Material for this exercise:
###

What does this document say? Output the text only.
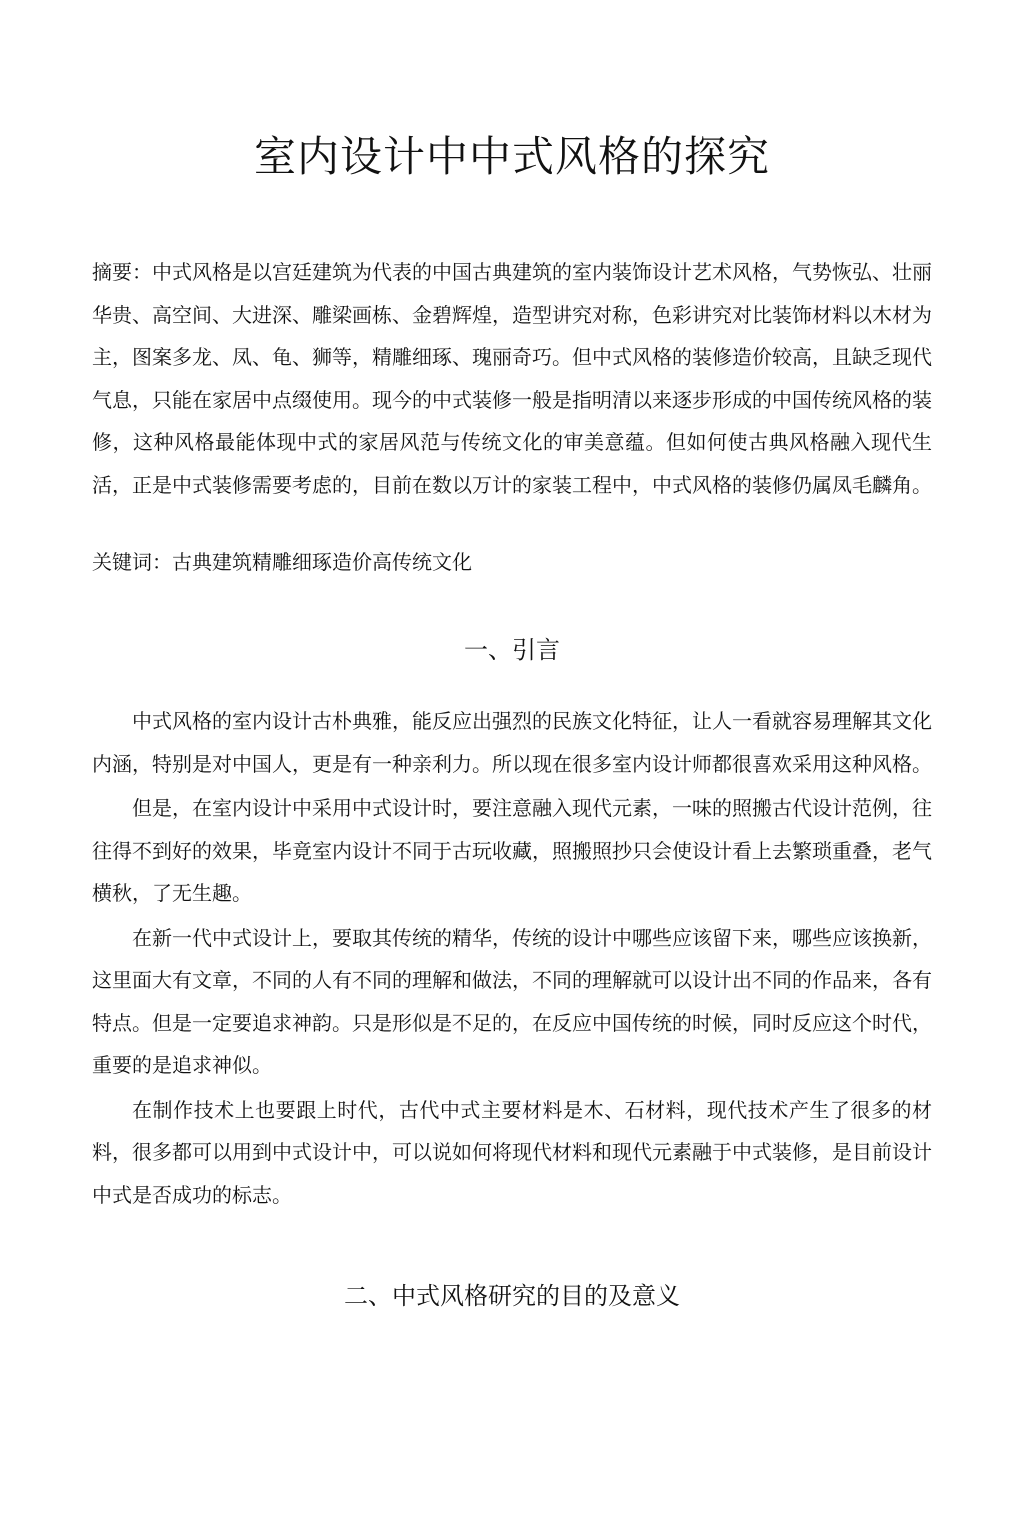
室内设计中中式风格的探究

摘要：中式风格是以宫廷建筑为代表的中国古典建筑的室内装饰设计艺术风格，气势恢弘、壮丽华贵、高空间、大进深、雕梁画栋、金碧辉煌，造型讲究对称，色彩讲究对比装饰材料以木材为主，图案多龙、凤、龟、狮等，精雕细琢、瑰丽奇巧。但中式风格的装修造价较高，且缺乏现代气息，只能在家居中点缀使用。现今的中式装修一般是指明清以来逐步形成的中国传统风格的装修，这种风格最能体现中式的家居风范与传统文化的审美意蕴。但如何使古典风格融入现代生活，正是中式装修需要考虑的，目前在数以万计的家装工程中，中式风格的装修仍属凤毛麟角。

关键词：古典建筑精雕细琢造价高传统文化

一、引言

中式风格的室内设计古朴典雅，能反应出强烈的民族文化特征，让人一看就容易理解其文化内涵，特别是对中国人，更是有一种亲利力。所以现在很多室内设计师都很喜欢采用这种风格。

但是，在室内设计中采用中式设计时，要注意融入现代元素，一味的照搬古代设计范例，往往得不到好的效果，毕竟室内设计不同于古玩收藏，照搬照抄只会使设计看上去繁琐重叠，老气横秋，了无生趣。

在新一代中式设计上，要取其传统的精华，传统的设计中哪些应该留下来，哪些应该换新，这里面大有文章，不同的人有不同的理解和做法，不同的理解就可以设计出不同的作品来，各有特点。但是一定要追求神韵。只是形似是不足的，在反应中国传统的时候，同时反应这个时代，重要的是追求神似。

在制作技术上也要跟上时代，古代中式主要材料是木、石材料，现代技术产生了很多的材料，很多都可以用到中式设计中，可以说如何将现代材料和现代元素融于中式装修，是目前设计中式是否成功的标志。

二、中式风格研究的目的及意义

###

Do this:
Set down the material exactly, every line of it, except for the pictures.

Result of the task:
What does this document say? Output the text only.
室内设计中中式风格的探究

摘要：中式风格是以宫廷建筑为代表的中国古典建筑的室内装饰设计艺术风格，气势恢弘、壮丽华贵、高空间、大进深、雕梁画栋、金碧辉煌，造型讲究对称，色彩讲究对比装饰材料以木材为主，图案多龙、凤、龟、狮等，精雕细琢、瑰丽奇巧。但中式风格的装修造价较高，且缺乏现代气息，只能在家居中点缀使用。现今的中式装修一般是指明清以来逐步形成的中国传统风格的装修，这种风格最能体现中式的家居风范与传统文化的审美意蕴。但如何使古典风格融入现代生活，正是中式装修需要考虑的，目前在数以万计的家装工程中，中式风格的装修仍属凤毛麟角。

关键词：古典建筑精雕细琢造价高传统文化

一、引言

中式风格的室内设计古朴典雅，能反应出强烈的民族文化特征，让人一看就容易理解其文化内涵，特别是对中国人，更是有一种亲利力。所以现在很多室内设计师都很喜欢采用这种风格。

但是，在室内设计中采用中式设计时，要注意融入现代元素，一味的照搬古代设计范例，往往得不到好的效果，毕竟室内设计不同于古玩收藏，照搬照抄只会使设计看上去繁琐重叠，老气横秋，了无生趣。

在新一代中式设计上，要取其传统的精华，传统的设计中哪些应该留下来，哪些应该换新，这里面大有文章，不同的人有不同的理解和做法，不同的理解就可以设计出不同的作品来，各有特点。但是一定要追求神韵。只是形似是不足的，在反应中国传统的时候，同时反应这个时代，重要的是追求神似。

在制作技术上也要跟上时代，古代中式主要材料是木、石材料，现代技术产生了很多的材料，很多都可以用到中式设计中，可以说如何将现代材料和现代元素融于中式装修，是目前设计中式是否成功的标志。

二、中式风格研究的目的及意义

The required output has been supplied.